§ What you are asked to do
Repeat the material exactly as it appears.
--- Extracted records ---
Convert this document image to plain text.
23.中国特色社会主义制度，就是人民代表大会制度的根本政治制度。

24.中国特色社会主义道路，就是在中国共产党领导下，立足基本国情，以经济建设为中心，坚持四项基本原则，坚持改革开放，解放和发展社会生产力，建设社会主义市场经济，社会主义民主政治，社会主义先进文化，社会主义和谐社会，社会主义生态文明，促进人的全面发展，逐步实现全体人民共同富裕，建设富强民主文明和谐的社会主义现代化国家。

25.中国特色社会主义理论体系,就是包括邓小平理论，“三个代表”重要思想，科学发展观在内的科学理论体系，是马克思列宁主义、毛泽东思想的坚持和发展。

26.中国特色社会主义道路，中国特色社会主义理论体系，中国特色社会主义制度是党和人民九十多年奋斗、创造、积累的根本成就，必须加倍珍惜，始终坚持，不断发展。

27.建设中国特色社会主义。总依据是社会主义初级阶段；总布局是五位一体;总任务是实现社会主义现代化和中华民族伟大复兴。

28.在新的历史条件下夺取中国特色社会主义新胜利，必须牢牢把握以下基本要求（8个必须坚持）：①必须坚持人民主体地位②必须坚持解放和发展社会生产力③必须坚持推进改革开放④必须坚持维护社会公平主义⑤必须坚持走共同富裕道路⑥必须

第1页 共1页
---
§ Answer to this exercise
Convert this document image to plain text.
23.中国特色社会主义制度，就是人民代表大会制度的根本政治制度。

24.中国特色社会主义道路，就是在中国共产党领导下，立足基本国情，以经济建设为中心，坚持四项基本原则，坚持改革开放，解放和发展社会生产力，建设社会主义市场经济，社会主义民主政治，社会主义先进文化，社会主义和谐社会，社会主义生态文明，促进人的全面发展，逐步实现全体人民共同富裕，建设富强民主文明和谐的社会主义现代化国家。

25.中国特色社会主义理论体系,就是包括邓小平理论，“三个代表”重要思想，科学发展观在内的科学理论体系，是马克思列宁主义、毛泽东思想的坚持和发展。

26.中国特色社会主义道路，中国特色社会主义理论体系，中国特色社会主义制度是党和人民九十多年奋斗、创造、积累的根本成就，必须加倍珍惜，始终坚持，不断发展。

27.建设中国特色社会主义。总依据是社会主义初级阶段；总布局是五位一体;总任务是实现社会主义现代化和中华民族伟大复兴。

28.在新的历史条件下夺取中国特色社会主义新胜利，必须牢牢把握以下基本要求（8个必须坚持）：①必须坚持人民主体地位②必须坚持解放和发展社会生产力③必须坚持推进改革开放④必须坚持维护社会公平主义⑤必须坚持走共同富裕道路⑥必须

第1页 共1页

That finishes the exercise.